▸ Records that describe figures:
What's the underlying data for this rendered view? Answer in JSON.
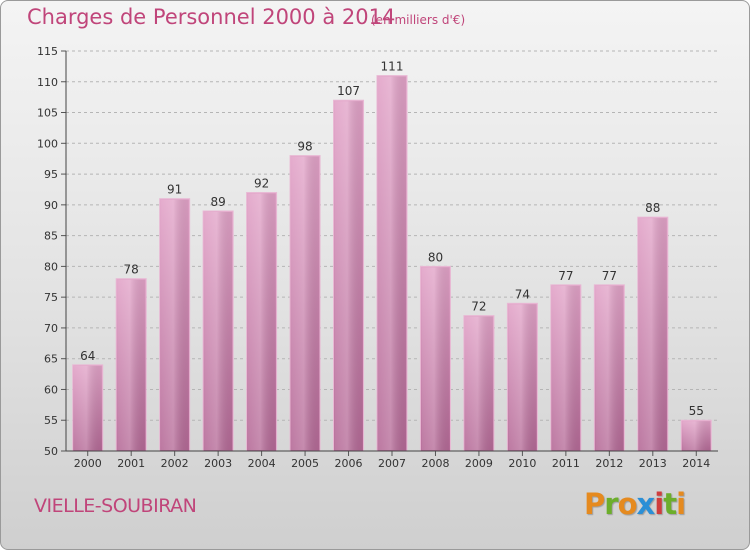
{
  "chart_data": {
    "type": "bar",
    "title": "Charges de Personnel 2000 à 2014",
    "subtitle": "(en milliers d'€)",
    "categories": [
      "2000",
      "2001",
      "2002",
      "2003",
      "2004",
      "2005",
      "2006",
      "2007",
      "2008",
      "2009",
      "2010",
      "2011",
      "2012",
      "2013",
      "2014"
    ],
    "values": [
      64,
      78,
      91,
      89,
      92,
      98,
      107,
      111,
      80,
      72,
      74,
      77,
      77,
      88,
      55
    ],
    "ylim": [
      50,
      115
    ],
    "yticks": [
      50,
      55,
      60,
      65,
      70,
      75,
      80,
      85,
      90,
      95,
      100,
      105,
      110,
      115
    ],
    "grid": true,
    "bar_color": "#d98fb8"
  },
  "footer": {
    "municipality": "VIELLE-SOUBIRAN",
    "brand_letters": [
      "P",
      "r",
      "o",
      "x",
      "i",
      "t",
      "i"
    ],
    "brand_colors": [
      "#e58a1f",
      "#6cae2b",
      "#e58a1f",
      "#2b8fd6",
      "#cf3d3d",
      "#6cae2b",
      "#e58a1f"
    ]
  }
}
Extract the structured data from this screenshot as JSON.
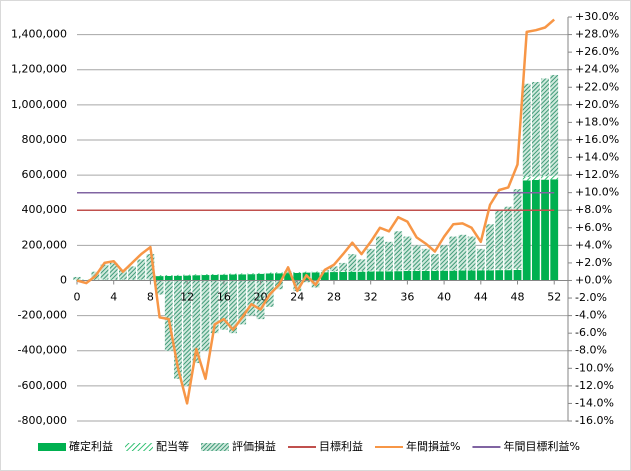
{
  "chart_data": {
    "type": "combo",
    "x": [
      0,
      1,
      2,
      3,
      4,
      5,
      6,
      7,
      8,
      9,
      10,
      11,
      12,
      13,
      14,
      15,
      16,
      17,
      18,
      19,
      20,
      21,
      22,
      23,
      24,
      25,
      26,
      27,
      28,
      29,
      30,
      31,
      32,
      33,
      34,
      35,
      36,
      37,
      38,
      39,
      40,
      41,
      42,
      43,
      44,
      45,
      46,
      47,
      48,
      49,
      50,
      51,
      52
    ],
    "xlim": [
      0,
      53.5
    ],
    "xticks": [
      0,
      4,
      8,
      12,
      16,
      20,
      24,
      28,
      32,
      36,
      40,
      44,
      48,
      52
    ],
    "ylim": [
      -800000,
      1500000
    ],
    "yticks": [
      {
        "value": -800000,
        "label": "-800,000"
      },
      {
        "value": -600000,
        "label": "-600,000"
      },
      {
        "value": -400000,
        "label": "-400,000"
      },
      {
        "value": -200000,
        "label": "-200,000"
      },
      0,
      {
        "value": 200000,
        "label": "200,000"
      },
      {
        "value": 400000,
        "label": "400,000"
      },
      {
        "value": 600000,
        "label": "600,000"
      },
      {
        "value": 800000,
        "label": "800,000"
      },
      {
        "value": 1000000,
        "label": "1,000,000"
      },
      {
        "value": 1200000,
        "label": "1,200,000"
      },
      {
        "value": 1400000,
        "label": "1,400,000"
      }
    ],
    "ytick_negative_color": "#ff0000",
    "y2lim": [
      -16,
      30
    ],
    "y2ticks": [
      {
        "value": -16,
        "label": "-16.0%"
      },
      {
        "value": -14,
        "label": "-14.0%"
      },
      {
        "value": -12,
        "label": "-12.0%"
      },
      {
        "value": -10,
        "label": "-10.0%"
      },
      {
        "value": -8,
        "label": "-8.0%"
      },
      {
        "value": -6,
        "label": "-6.0%"
      },
      {
        "value": -4,
        "label": "-4.0%"
      },
      {
        "value": -2,
        "label": "-2.0%"
      },
      {
        "value": 0,
        "label": "+0.0%"
      },
      {
        "value": 2,
        "label": "+2.0%"
      },
      {
        "value": 4,
        "label": "+4.0%"
      },
      {
        "value": 6,
        "label": "+6.0%"
      },
      {
        "value": 8,
        "label": "+8.0%"
      },
      {
        "value": 10,
        "label": "+10.0%"
      },
      {
        "value": 12,
        "label": "+12.0%"
      },
      {
        "value": 14,
        "label": "+14.0%"
      },
      {
        "value": 16,
        "label": "+16.0%"
      },
      {
        "value": 18,
        "label": "+18.0%"
      },
      {
        "value": 20,
        "label": "+20.0%"
      },
      {
        "value": 22,
        "label": "+22.0%"
      },
      {
        "value": 24,
        "label": "+24.0%"
      },
      {
        "value": 26,
        "label": "+26.0%"
      },
      {
        "value": 28,
        "label": "+28.0%"
      },
      {
        "value": 30,
        "label": "+30.0%"
      }
    ],
    "y2tick_positive_color": "#ff0000",
    "y2tick_negative_color": "#0000ff",
    "grid": true,
    "legend": "bottom",
    "series": [
      {
        "name": "確定利益",
        "kind": "bar",
        "pattern": "solid",
        "color": "#00b050",
        "values": [
          0,
          0,
          0,
          0,
          0,
          0,
          0,
          0,
          0,
          25000,
          26000,
          27000,
          28000,
          30000,
          31000,
          32000,
          33000,
          34000,
          35000,
          36000,
          38000,
          40000,
          41000,
          42000,
          43000,
          45000,
          46000,
          47000,
          48000,
          49000,
          50000,
          50000,
          51000,
          52000,
          52000,
          53000,
          54000,
          54000,
          55000,
          55000,
          56000,
          56000,
          57000,
          57000,
          58000,
          58000,
          59000,
          59000,
          60000,
          570000,
          572000,
          574000,
          576000
        ]
      },
      {
        "name": "配当等",
        "kind": "bar",
        "pattern": "diagonal",
        "color": "#00b050",
        "values": [
          5000,
          5000,
          5000,
          5000,
          5000,
          5000,
          5000,
          5000,
          5000,
          5000,
          5000,
          5000,
          5000,
          5000,
          5000,
          5000,
          5000,
          5000,
          5000,
          5000,
          5000,
          5000,
          5000,
          5000,
          5000,
          5000,
          5000,
          5000,
          5000,
          5000,
          5000,
          5000,
          5000,
          5000,
          5000,
          5000,
          5000,
          5000,
          5000,
          5000,
          5000,
          5000,
          5000,
          5000,
          5000,
          5000,
          5000,
          5000,
          5000,
          20000,
          20000,
          20000,
          20000
        ]
      },
      {
        "name": "評価損益",
        "kind": "bar",
        "pattern": "dense",
        "color": "#3f9a78",
        "values": [
          15000,
          0,
          45000,
          85000,
          95000,
          55000,
          75000,
          115000,
          145000,
          -80000,
          -400000,
          -560000,
          -600000,
          -470000,
          -400000,
          -300000,
          -280000,
          -300000,
          -250000,
          -200000,
          -220000,
          -150000,
          -50000,
          5000,
          -60000,
          -10000,
          -40000,
          8000,
          27000,
          46000,
          95000,
          65000,
          124000,
          193000,
          163000,
          222000,
          191000,
          141000,
          120000,
          90000,
          139000,
          189000,
          198000,
          188000,
          117000,
          257000,
          336000,
          356000,
          455000,
          530000,
          538000,
          556000,
          574000
        ]
      },
      {
        "name": "目標利益",
        "kind": "line",
        "color": "#c0504d",
        "values": [
          400000,
          400000,
          400000,
          400000,
          400000,
          400000,
          400000,
          400000,
          400000,
          400000,
          400000,
          400000,
          400000,
          400000,
          400000,
          400000,
          400000,
          400000,
          400000,
          400000,
          400000,
          400000,
          400000,
          400000,
          400000,
          400000,
          400000,
          400000,
          400000,
          400000,
          400000,
          400000,
          400000,
          400000,
          400000,
          400000,
          400000,
          400000,
          400000,
          400000,
          400000,
          400000,
          400000,
          400000,
          400000,
          400000,
          400000,
          400000,
          400000,
          400000,
          400000,
          400000,
          400000
        ]
      },
      {
        "name": "年間損益%",
        "kind": "line",
        "axis": "y2",
        "color": "#f79646",
        "values": [
          0,
          -0.3,
          0.5,
          2,
          2.2,
          1,
          2,
          3,
          3.8,
          -4.2,
          -4.4,
          -10,
          -14,
          -7.8,
          -11.2,
          -5,
          -4.4,
          -5.6,
          -4.2,
          -2.7,
          -3.3,
          -1.6,
          -0.5,
          1.5,
          -1.2,
          0.6,
          -0.5,
          1.2,
          1.8,
          3,
          4.3,
          3,
          4.4,
          6,
          5.6,
          7.2,
          6.7,
          4.9,
          4.2,
          3.3,
          5,
          6.4,
          6.5,
          6,
          4.4,
          8.6,
          10.3,
          10.6,
          13.2,
          28.3,
          28.5,
          28.8,
          29.7
        ]
      },
      {
        "name": "年間目標利益%",
        "kind": "line",
        "axis": "y2",
        "color": "#8064a2",
        "values": [
          10,
          10,
          10,
          10,
          10,
          10,
          10,
          10,
          10,
          10,
          10,
          10,
          10,
          10,
          10,
          10,
          10,
          10,
          10,
          10,
          10,
          10,
          10,
          10,
          10,
          10,
          10,
          10,
          10,
          10,
          10,
          10,
          10,
          10,
          10,
          10,
          10,
          10,
          10,
          10,
          10,
          10,
          10,
          10,
          10,
          10,
          10,
          10,
          10,
          10,
          10,
          10,
          10
        ]
      }
    ]
  }
}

▸ What is asked: Lines containing the string "JSON" are to be selected and copied.

▸ Answer to this exercise:
What's the underlying data for this rendered view? Answer in JSON.
Extract the structured data from this screenshot as JSON.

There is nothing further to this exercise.